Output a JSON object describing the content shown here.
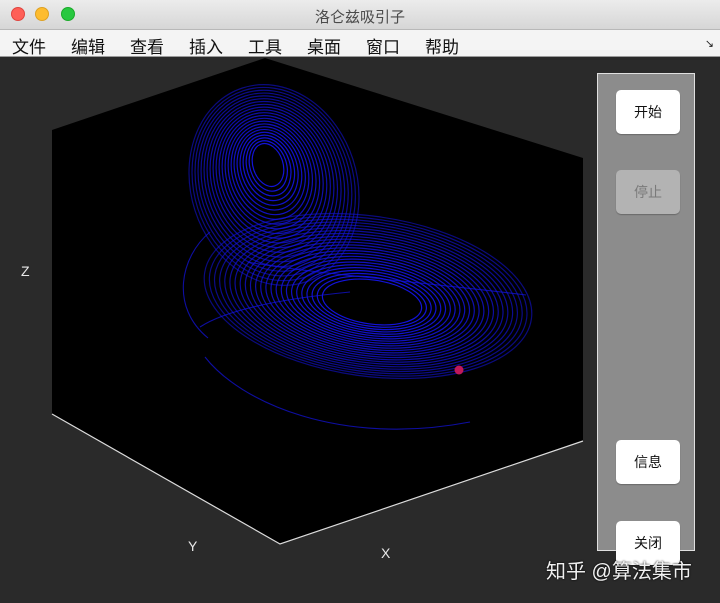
{
  "window": {
    "title": "洛仑兹吸引子"
  },
  "menu": {
    "items": [
      "文件",
      "编辑",
      "查看",
      "插入",
      "工具",
      "桌面",
      "窗口",
      "帮助"
    ],
    "overflow_icon": "chevron-corner-icon"
  },
  "plot": {
    "axis_labels": {
      "x": "X",
      "y": "Y",
      "z": "Z"
    },
    "trajectory_color": "#1414e6",
    "marker_color": "#c0185a",
    "background_color": "#000000"
  },
  "controls": {
    "start": "开始",
    "stop": "停止",
    "info": "信息",
    "close": "关闭"
  },
  "watermark": "知乎 @算法集市"
}
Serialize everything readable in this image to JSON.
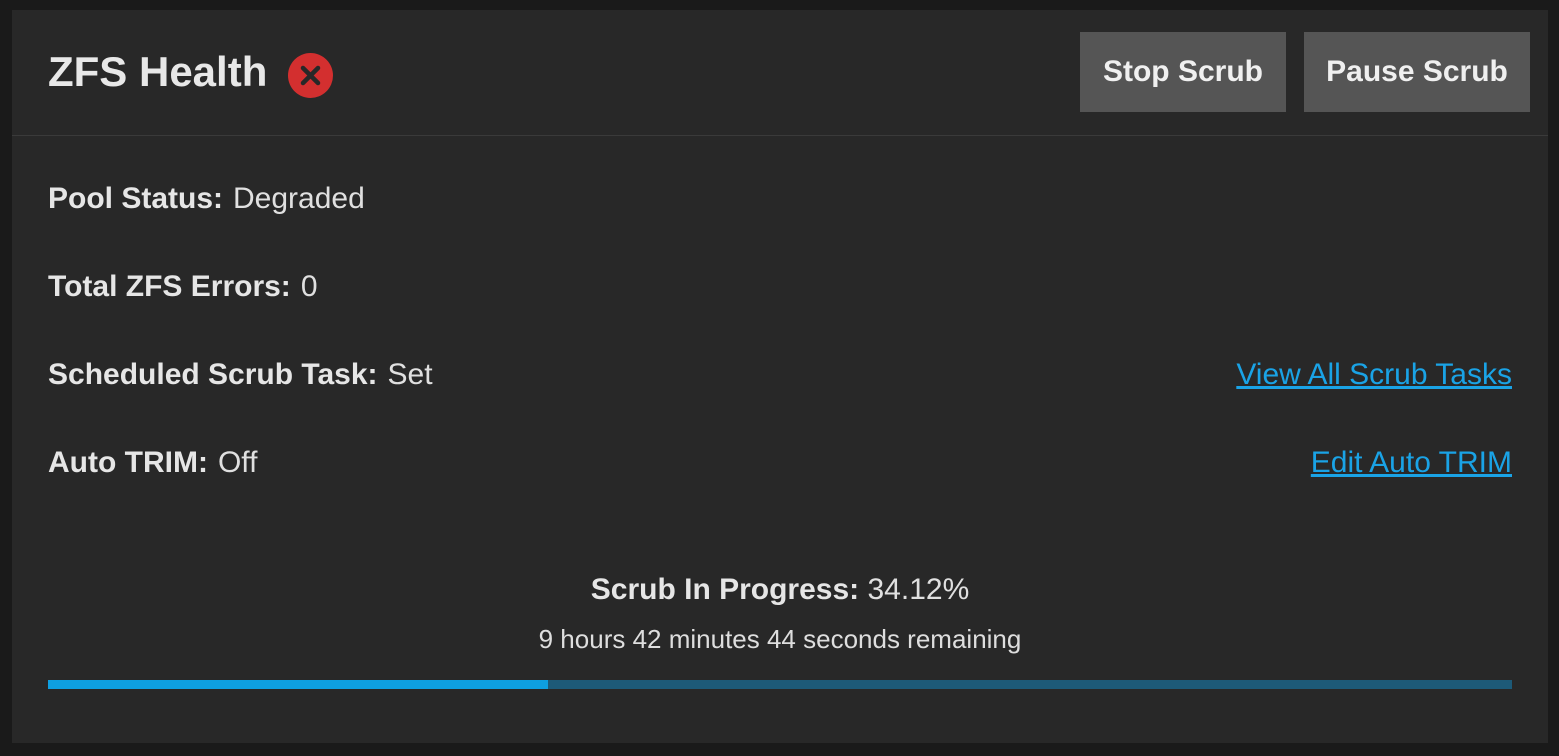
{
  "widget": {
    "title": "ZFS Health",
    "status_icon": "error-circle-x-icon",
    "status_color": "#d32f2f"
  },
  "toolbar": {
    "stop_label": "Stop Scrub",
    "pause_label": "Pause Scrub"
  },
  "details": {
    "pool_status_label": "Pool Status:",
    "pool_status_value": "Degraded",
    "errors_label": "Total ZFS Errors:",
    "errors_value": "0",
    "scrub_task_label": "Scheduled Scrub Task:",
    "scrub_task_value": "Set",
    "auto_trim_label": "Auto TRIM:",
    "auto_trim_value": "Off"
  },
  "links": {
    "view_scrub_tasks": "View All Scrub Tasks",
    "edit_auto_trim": "Edit Auto TRIM"
  },
  "progress": {
    "label": "Scrub In Progress:",
    "percent_text": "34.12%",
    "percent": 34.12,
    "remaining": "9 hours 42 minutes 44 seconds remaining",
    "fill_color": "#0e9fe0",
    "track_color": "#1d5a78"
  },
  "colors": {
    "card_bg": "#282828",
    "button_bg": "#555555",
    "link": "#1aa3e6"
  }
}
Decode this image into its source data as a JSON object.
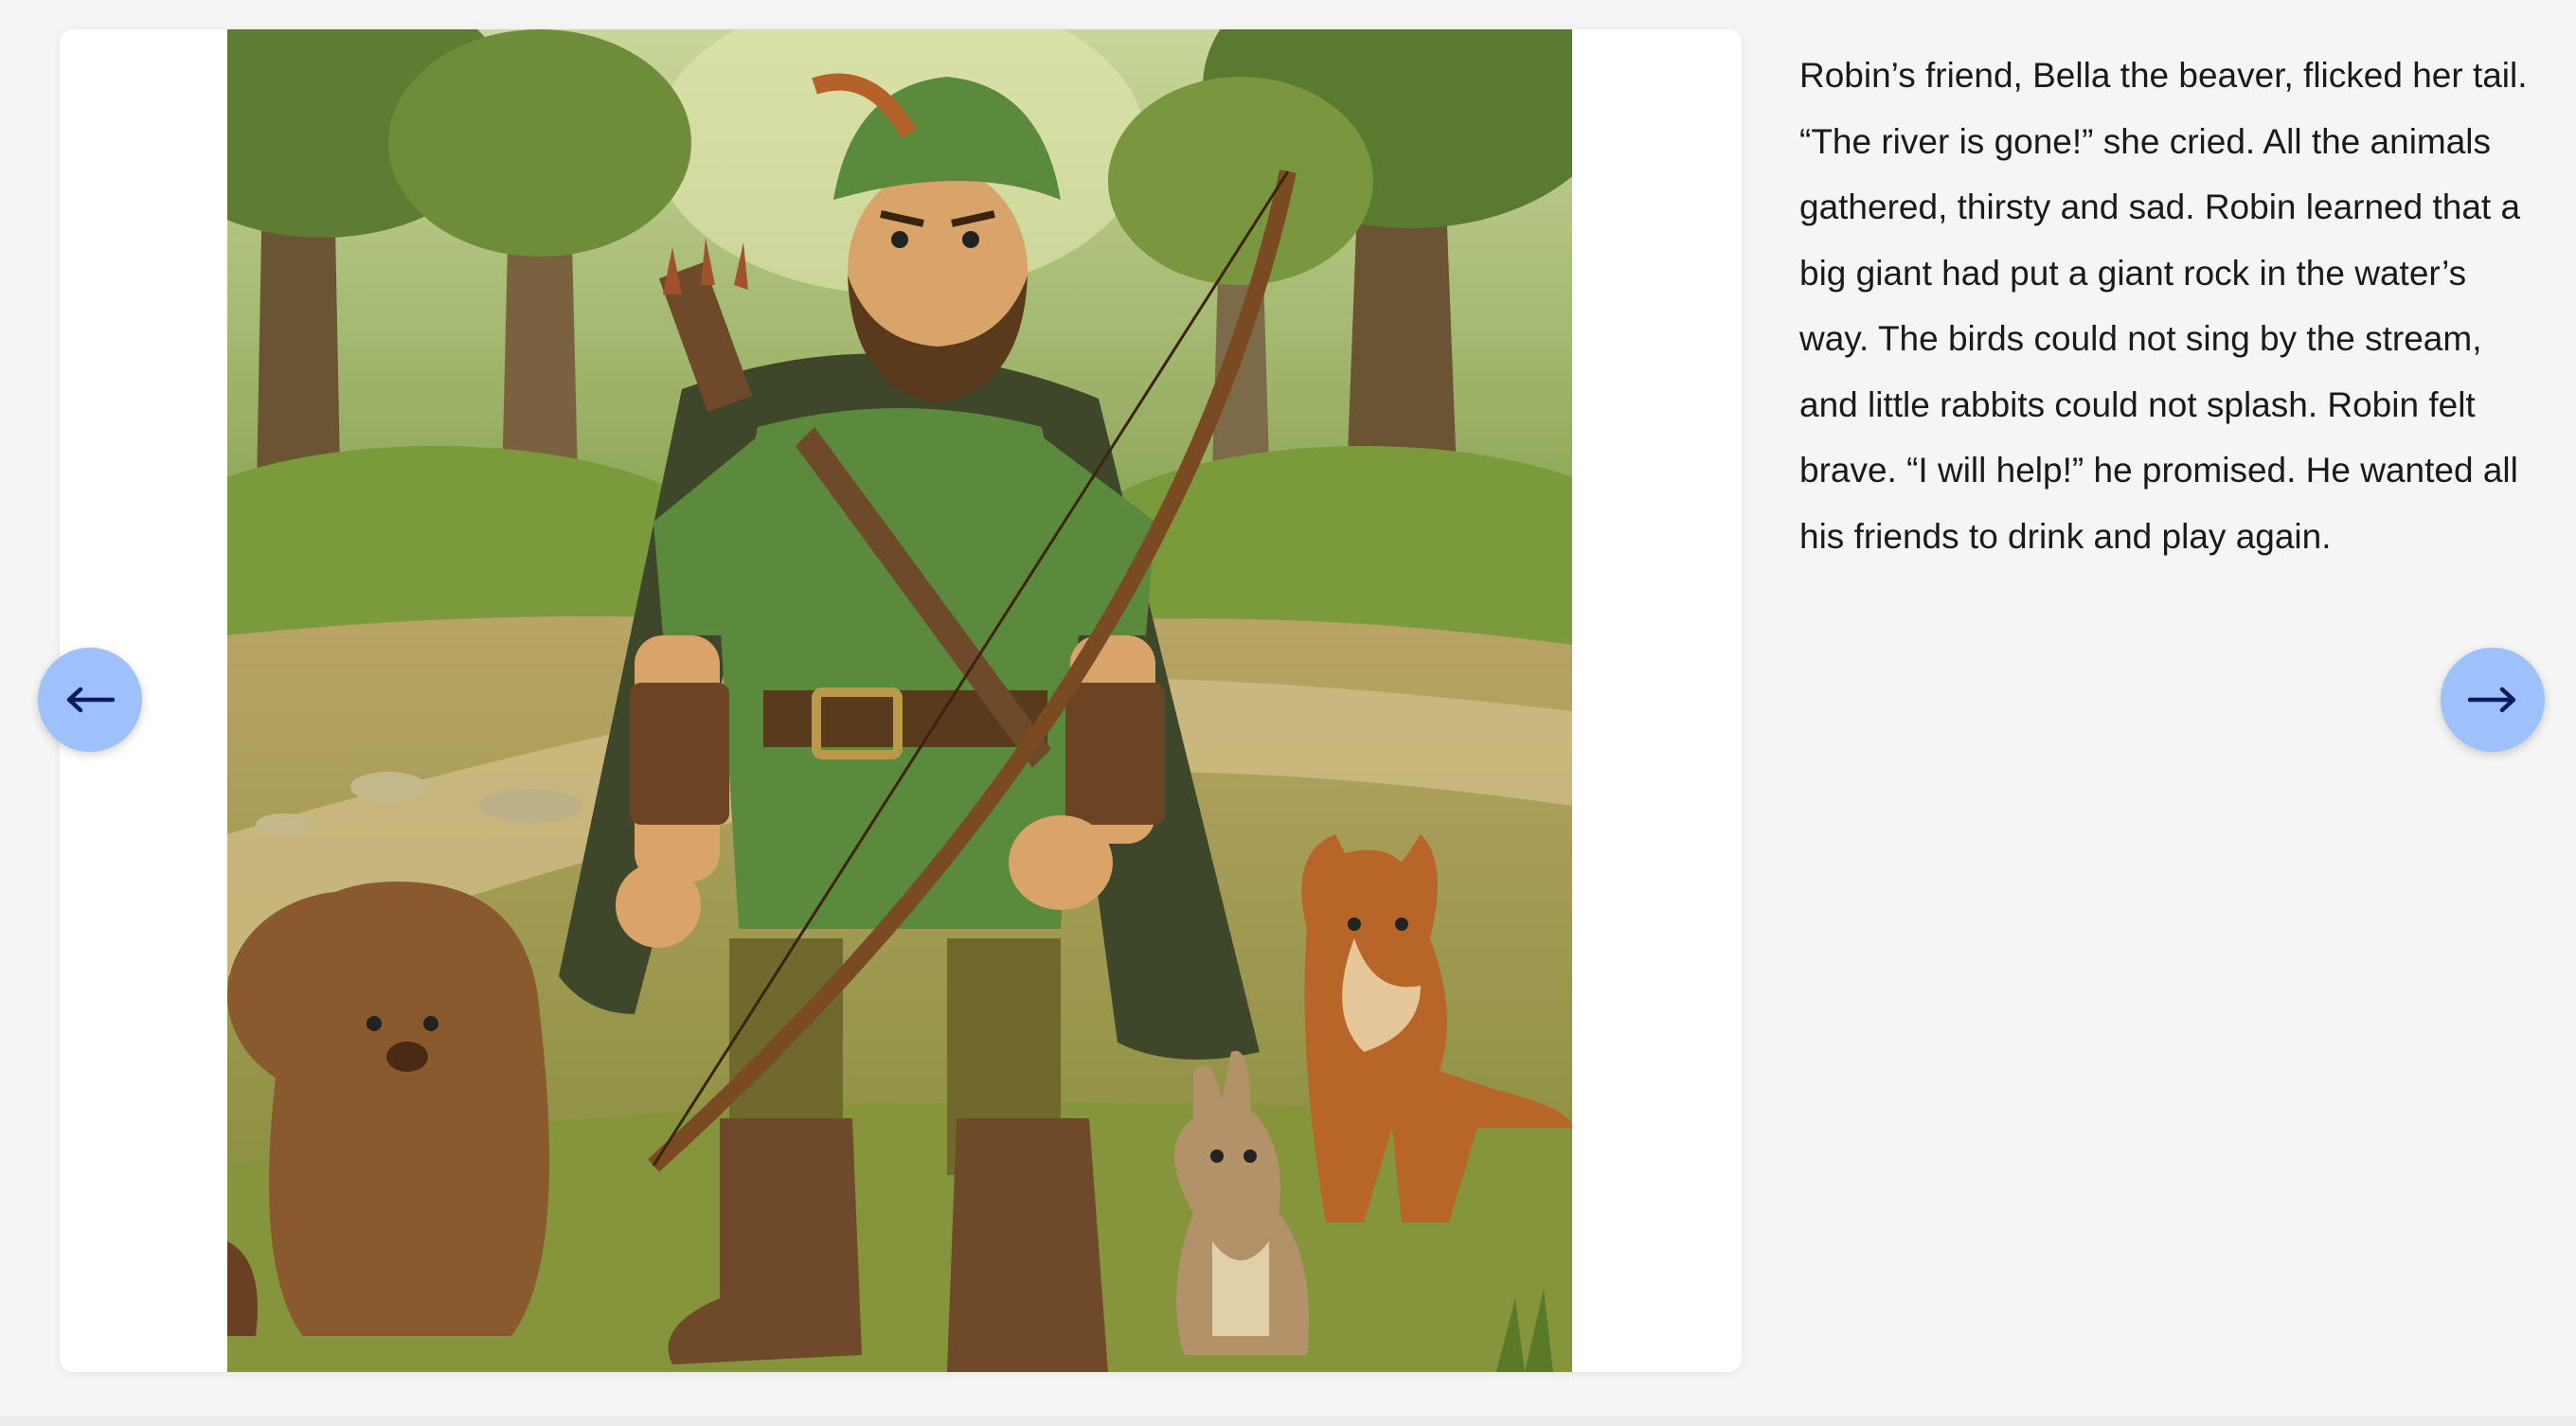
{
  "story": {
    "paragraph": "Robin’s friend, Bella the beaver, flicked her tail. “The river is gone!” she cried. All the animals gathered, thirsty and sad. Robin learned that a big giant had put a giant rock in the water’s way. The birds could not sing by the stream, and little rabbits could not splash. Robin felt brave. “I will help!” he promised. He wanted all his friends to drink and play again."
  },
  "navigation": {
    "prev_icon": "arrow-left-icon",
    "next_icon": "arrow-right-icon"
  },
  "colors": {
    "nav_button": "#9cc1fb",
    "nav_arrow": "#0d1b5e",
    "text": "#1a1a1a"
  }
}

- - - - - - -

__TASK TO CARRY OUT__:
Print each of the records above exactly as written, leaving no picture in the copy.

__RESPONSE__:
Output a JSON object describing the content shown here.
{
  "window": {
    "title": "洛仑兹吸引子"
  },
  "menu": {
    "items": [
      "文件",
      "编辑",
      "查看",
      "插入",
      "工具",
      "桌面",
      "窗口",
      "帮助"
    ],
    "overflow_icon": "chevron-corner-icon"
  },
  "plot": {
    "axis_labels": {
      "x": "X",
      "y": "Y",
      "z": "Z"
    },
    "trajectory_color": "#1414e6",
    "marker_color": "#c0185a",
    "background_color": "#000000"
  },
  "controls": {
    "start": "开始",
    "stop": "停止",
    "info": "信息",
    "close": "关闭"
  },
  "watermark": "知乎 @算法集市"
}
Serialize everything readable in this image to JSON.
{
  "widget": {
    "title": "ZFS Health",
    "status_icon": "error-circle-x-icon",
    "status_color": "#d32f2f"
  },
  "toolbar": {
    "stop_label": "Stop Scrub",
    "pause_label": "Pause Scrub"
  },
  "details": {
    "pool_status_label": "Pool Status:",
    "pool_status_value": "Degraded",
    "errors_label": "Total ZFS Errors:",
    "errors_value": "0",
    "scrub_task_label": "Scheduled Scrub Task:",
    "scrub_task_value": "Set",
    "auto_trim_label": "Auto TRIM:",
    "auto_trim_value": "Off"
  },
  "links": {
    "view_scrub_tasks": "View All Scrub Tasks",
    "edit_auto_trim": "Edit Auto TRIM"
  },
  "progress": {
    "label": "Scrub In Progress:",
    "percent_text": "34.12%",
    "percent": 34.12,
    "remaining": "9 hours 42 minutes 44 seconds remaining",
    "fill_color": "#0e9fe0",
    "track_color": "#1d5a78"
  },
  "colors": {
    "card_bg": "#282828",
    "button_bg": "#555555",
    "link": "#1aa3e6"
  }
}
Decode this image into its source data as a JSON object.
{
  "story": {
    "paragraph": "Robin’s friend, Bella the beaver, flicked her tail. “The river is gone!” she cried. All the animals gathered, thirsty and sad. Robin learned that a big giant had put a giant rock in the water’s way. The birds could not sing by the stream, and little rabbits could not splash. Robin felt brave. “I will help!” he promised. He wanted all his friends to drink and play again."
  },
  "navigation": {
    "prev_icon": "arrow-left-icon",
    "next_icon": "arrow-right-icon"
  },
  "colors": {
    "nav_button": "#9cc1fb",
    "nav_arrow": "#0d1b5e",
    "text": "#1a1a1a"
  }
}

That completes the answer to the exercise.